■ Exercise directions
From the entries below, gather every line containing the string "гонка".

Extracted data entries:
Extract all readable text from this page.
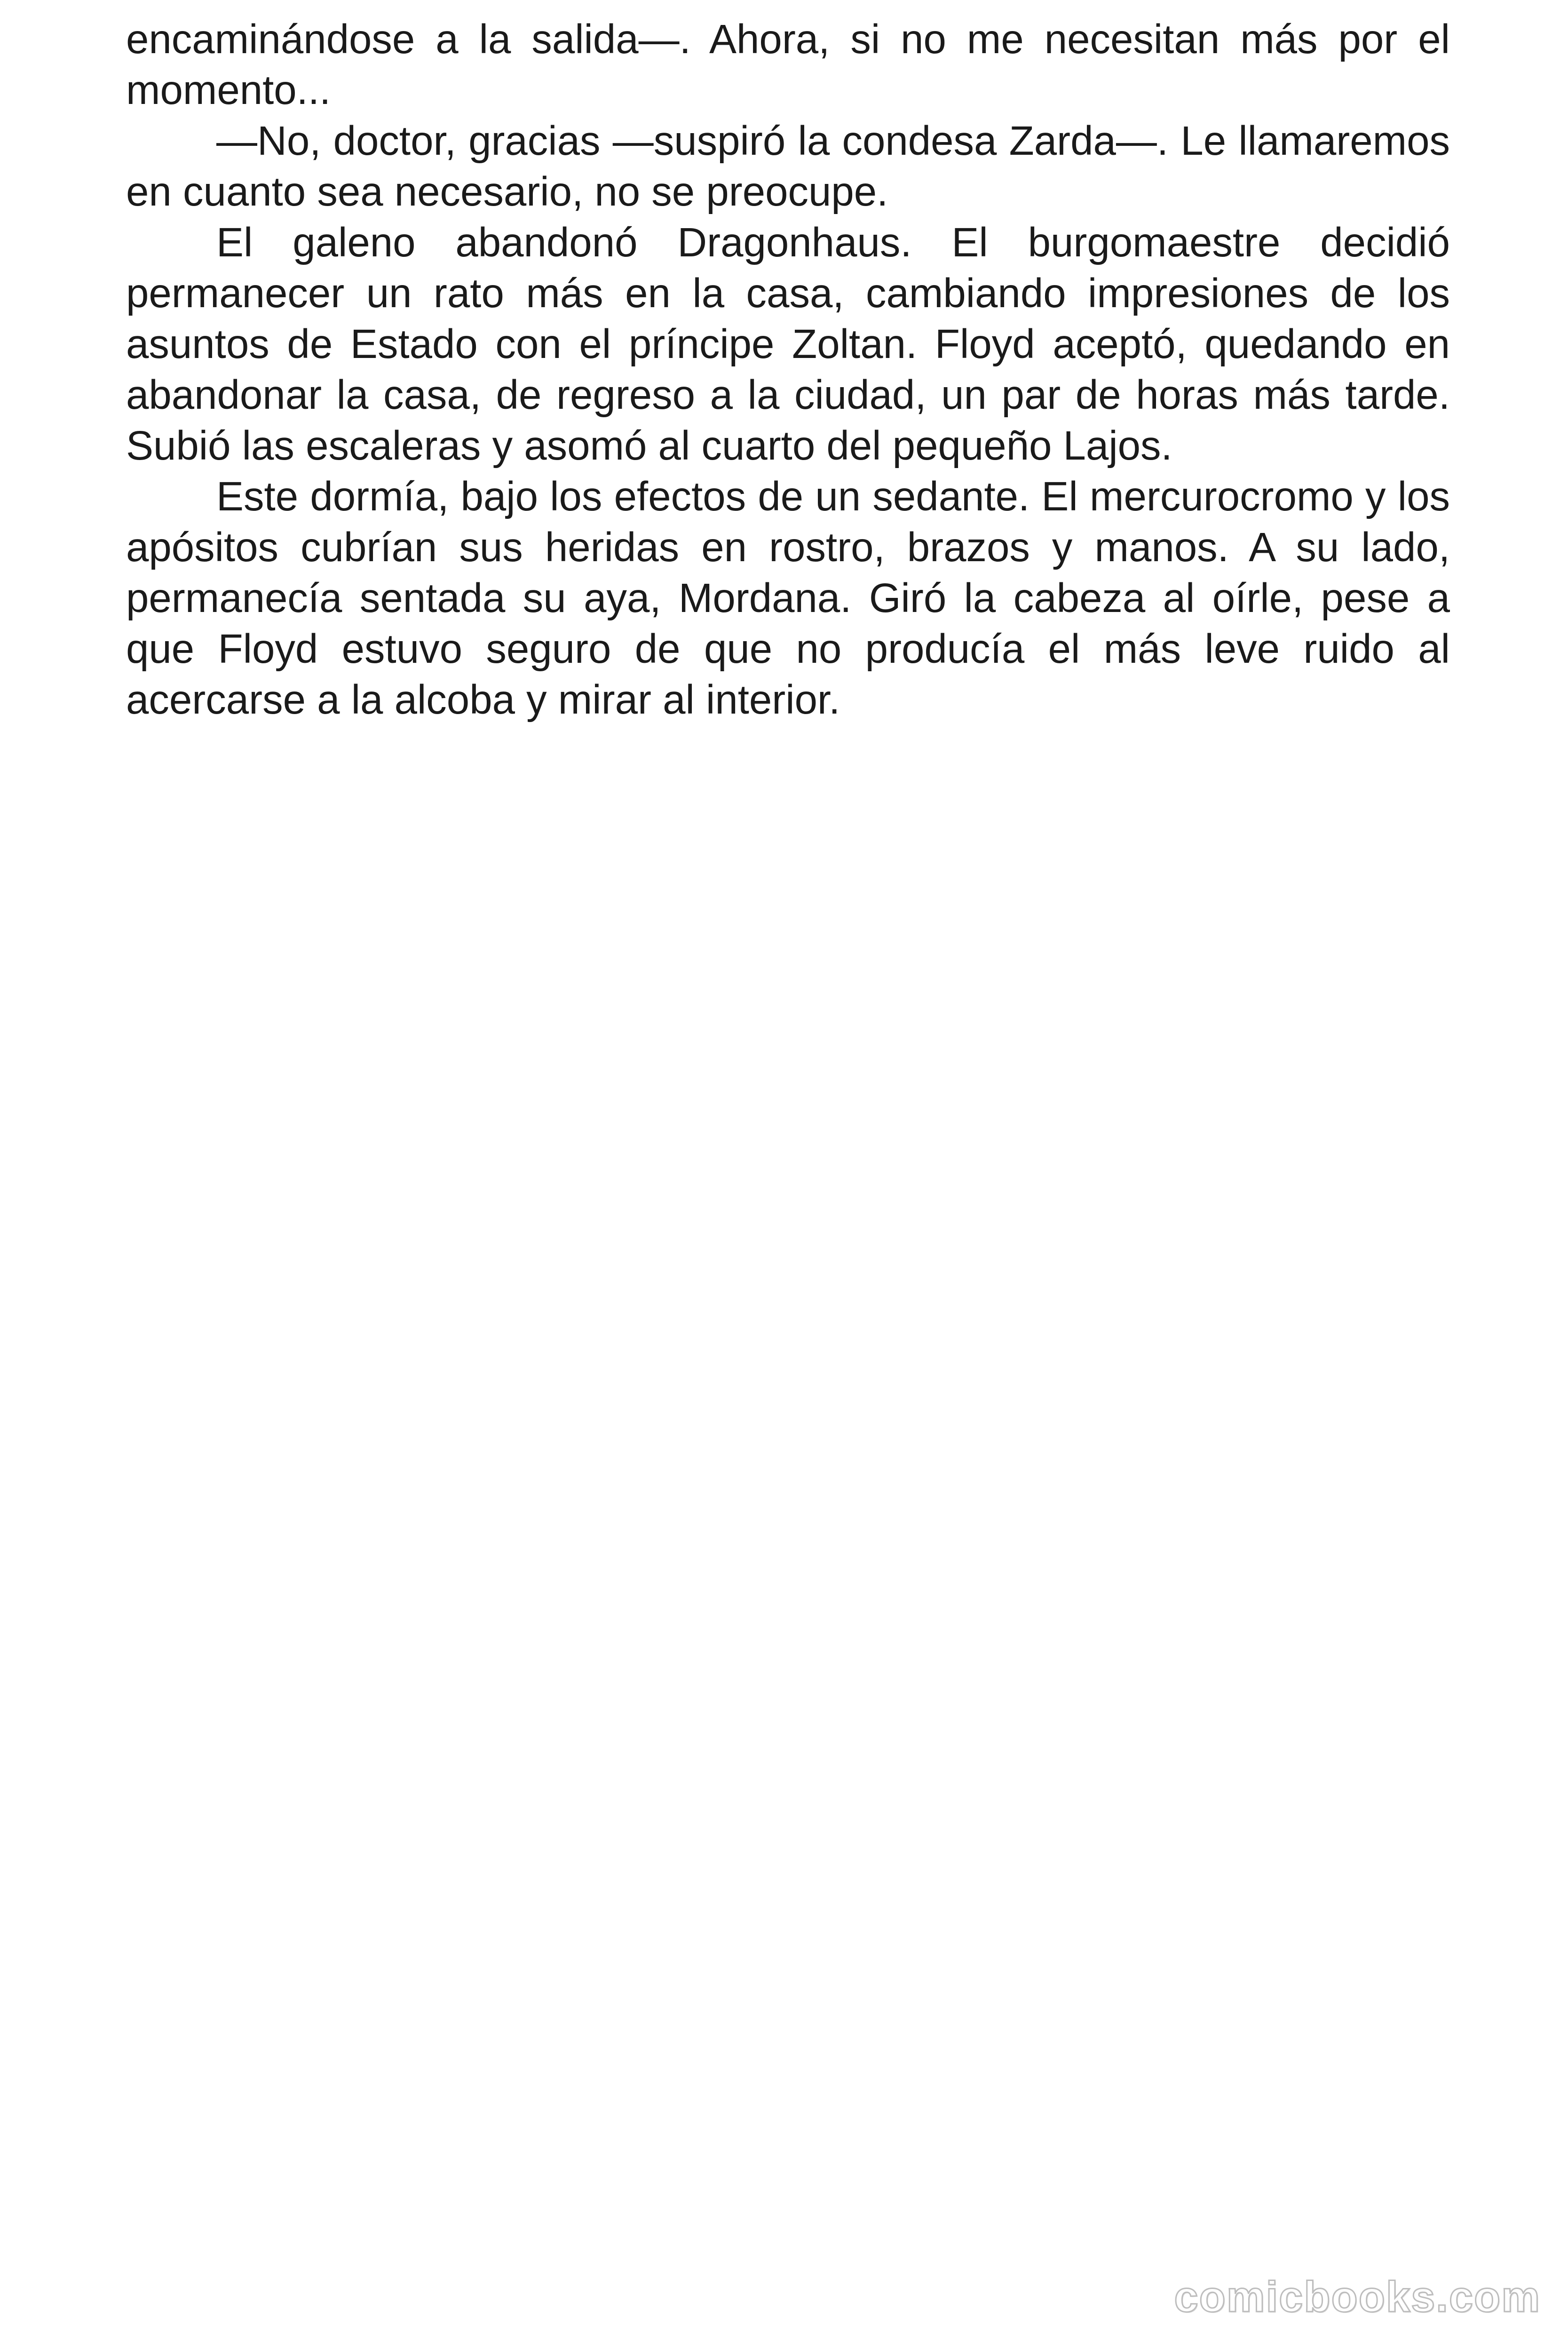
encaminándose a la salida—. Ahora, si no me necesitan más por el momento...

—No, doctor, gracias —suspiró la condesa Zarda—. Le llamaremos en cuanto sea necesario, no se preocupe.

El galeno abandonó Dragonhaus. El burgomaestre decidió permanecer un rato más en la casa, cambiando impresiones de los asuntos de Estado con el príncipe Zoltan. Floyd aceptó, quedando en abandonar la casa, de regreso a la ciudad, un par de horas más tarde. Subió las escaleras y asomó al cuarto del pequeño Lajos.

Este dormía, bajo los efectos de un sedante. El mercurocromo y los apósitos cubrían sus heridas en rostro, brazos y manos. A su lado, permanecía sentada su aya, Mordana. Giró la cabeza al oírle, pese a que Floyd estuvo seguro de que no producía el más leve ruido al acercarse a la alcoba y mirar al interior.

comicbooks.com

* * *

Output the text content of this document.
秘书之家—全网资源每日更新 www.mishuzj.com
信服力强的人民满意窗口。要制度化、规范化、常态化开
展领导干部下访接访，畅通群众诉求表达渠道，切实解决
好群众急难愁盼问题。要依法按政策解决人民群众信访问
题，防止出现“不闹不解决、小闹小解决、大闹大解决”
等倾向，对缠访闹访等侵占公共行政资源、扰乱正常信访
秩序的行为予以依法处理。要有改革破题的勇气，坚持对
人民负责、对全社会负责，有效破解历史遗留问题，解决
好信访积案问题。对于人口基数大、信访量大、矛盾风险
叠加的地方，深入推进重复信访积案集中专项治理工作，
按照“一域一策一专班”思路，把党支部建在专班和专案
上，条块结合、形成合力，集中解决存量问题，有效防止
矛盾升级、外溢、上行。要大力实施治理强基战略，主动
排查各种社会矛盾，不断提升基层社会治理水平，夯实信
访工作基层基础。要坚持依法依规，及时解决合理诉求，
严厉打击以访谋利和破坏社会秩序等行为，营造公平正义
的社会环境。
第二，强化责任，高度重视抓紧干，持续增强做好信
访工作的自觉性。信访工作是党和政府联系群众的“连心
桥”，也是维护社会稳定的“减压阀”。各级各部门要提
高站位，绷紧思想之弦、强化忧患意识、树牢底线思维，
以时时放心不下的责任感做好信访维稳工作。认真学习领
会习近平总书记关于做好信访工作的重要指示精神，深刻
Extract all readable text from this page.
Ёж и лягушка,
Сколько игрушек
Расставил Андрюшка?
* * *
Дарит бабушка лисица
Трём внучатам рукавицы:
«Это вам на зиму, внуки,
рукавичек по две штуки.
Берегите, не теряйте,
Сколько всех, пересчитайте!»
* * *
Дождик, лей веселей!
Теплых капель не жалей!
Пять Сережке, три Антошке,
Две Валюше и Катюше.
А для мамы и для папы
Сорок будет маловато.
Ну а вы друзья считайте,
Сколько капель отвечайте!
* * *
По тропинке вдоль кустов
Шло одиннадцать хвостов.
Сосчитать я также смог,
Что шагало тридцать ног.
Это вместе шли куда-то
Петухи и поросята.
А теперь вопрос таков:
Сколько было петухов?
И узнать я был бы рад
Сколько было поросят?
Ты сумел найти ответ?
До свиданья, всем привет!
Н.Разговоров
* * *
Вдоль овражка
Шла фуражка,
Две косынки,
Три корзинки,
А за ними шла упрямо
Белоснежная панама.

---

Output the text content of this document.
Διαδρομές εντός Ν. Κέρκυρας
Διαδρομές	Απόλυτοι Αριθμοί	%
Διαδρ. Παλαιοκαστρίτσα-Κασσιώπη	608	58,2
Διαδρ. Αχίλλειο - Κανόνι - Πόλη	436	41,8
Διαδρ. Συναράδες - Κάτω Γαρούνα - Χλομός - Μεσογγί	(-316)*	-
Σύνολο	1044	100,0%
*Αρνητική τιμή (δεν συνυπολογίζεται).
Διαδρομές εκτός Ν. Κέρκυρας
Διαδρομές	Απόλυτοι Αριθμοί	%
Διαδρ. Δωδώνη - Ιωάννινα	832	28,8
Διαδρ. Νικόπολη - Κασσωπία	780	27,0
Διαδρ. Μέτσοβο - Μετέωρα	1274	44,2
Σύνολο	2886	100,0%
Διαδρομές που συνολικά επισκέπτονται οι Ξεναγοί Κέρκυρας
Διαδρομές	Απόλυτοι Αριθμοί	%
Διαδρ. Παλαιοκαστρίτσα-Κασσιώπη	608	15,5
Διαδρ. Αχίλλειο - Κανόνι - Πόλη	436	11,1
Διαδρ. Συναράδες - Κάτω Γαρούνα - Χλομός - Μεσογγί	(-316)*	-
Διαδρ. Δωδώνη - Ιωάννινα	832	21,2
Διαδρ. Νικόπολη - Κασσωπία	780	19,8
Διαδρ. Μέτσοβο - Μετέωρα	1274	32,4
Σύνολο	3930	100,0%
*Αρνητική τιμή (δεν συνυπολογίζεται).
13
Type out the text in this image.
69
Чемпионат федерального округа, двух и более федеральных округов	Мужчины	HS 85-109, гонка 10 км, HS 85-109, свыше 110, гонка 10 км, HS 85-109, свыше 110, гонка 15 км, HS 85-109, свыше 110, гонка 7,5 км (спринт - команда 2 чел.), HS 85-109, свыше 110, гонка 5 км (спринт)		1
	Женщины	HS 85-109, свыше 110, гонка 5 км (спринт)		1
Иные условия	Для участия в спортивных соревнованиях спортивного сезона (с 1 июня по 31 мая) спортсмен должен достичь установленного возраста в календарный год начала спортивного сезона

■ The reply
Чемпионат федерального округа, двух и более федеральных округов	Мужчины	HS 85-109, гонка 10 км, HS 85-109, свыше 110, гонка 10 км, HS 85-109, свыше 110, гонка 15 км, HS 85-109, свыше 110, гонка 7,5 км (спринт - команда 2 чел.), HS 85-109, свыше 110, гонка 5 км (спринт)		1
	Женщины	HS 85-109, свыше 110, гонка 5 км (спринт)		1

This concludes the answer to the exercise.